[Raw records]
= = =
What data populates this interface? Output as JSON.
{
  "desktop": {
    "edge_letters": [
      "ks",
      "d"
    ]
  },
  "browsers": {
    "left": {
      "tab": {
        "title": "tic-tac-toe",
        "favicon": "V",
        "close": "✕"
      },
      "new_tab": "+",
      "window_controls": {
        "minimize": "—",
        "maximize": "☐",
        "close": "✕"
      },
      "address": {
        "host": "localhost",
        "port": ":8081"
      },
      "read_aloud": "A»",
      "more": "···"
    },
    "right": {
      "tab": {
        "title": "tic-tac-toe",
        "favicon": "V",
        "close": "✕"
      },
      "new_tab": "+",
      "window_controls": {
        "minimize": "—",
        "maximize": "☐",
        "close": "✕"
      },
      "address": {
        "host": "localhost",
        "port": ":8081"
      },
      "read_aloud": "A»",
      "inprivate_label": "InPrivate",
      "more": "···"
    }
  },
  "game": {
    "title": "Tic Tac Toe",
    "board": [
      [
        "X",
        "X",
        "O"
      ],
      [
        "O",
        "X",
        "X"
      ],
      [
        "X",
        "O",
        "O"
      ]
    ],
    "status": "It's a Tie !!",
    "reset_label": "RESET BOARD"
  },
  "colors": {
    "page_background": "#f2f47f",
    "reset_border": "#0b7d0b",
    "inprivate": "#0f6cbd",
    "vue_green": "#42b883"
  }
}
= = =
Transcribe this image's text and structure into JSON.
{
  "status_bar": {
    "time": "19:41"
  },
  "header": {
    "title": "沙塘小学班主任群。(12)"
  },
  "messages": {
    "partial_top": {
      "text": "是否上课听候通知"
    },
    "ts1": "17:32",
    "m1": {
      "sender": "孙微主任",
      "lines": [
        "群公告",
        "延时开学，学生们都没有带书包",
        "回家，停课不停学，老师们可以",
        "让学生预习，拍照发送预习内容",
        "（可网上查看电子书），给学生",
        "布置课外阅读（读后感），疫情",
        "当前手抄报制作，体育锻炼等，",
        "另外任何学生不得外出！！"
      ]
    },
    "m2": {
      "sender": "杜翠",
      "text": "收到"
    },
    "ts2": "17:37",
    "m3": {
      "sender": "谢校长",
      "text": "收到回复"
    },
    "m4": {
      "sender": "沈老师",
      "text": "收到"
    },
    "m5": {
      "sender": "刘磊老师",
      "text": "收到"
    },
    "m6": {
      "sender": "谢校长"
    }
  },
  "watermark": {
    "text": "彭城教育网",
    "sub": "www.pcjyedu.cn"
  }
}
= = =
:: Written task ::
Lines of the material that contain the word "this" are to be gathered.

:: Right answer ::
What data populates this interface? Output as JSON.
Transcribe this image's text and structure into JSON.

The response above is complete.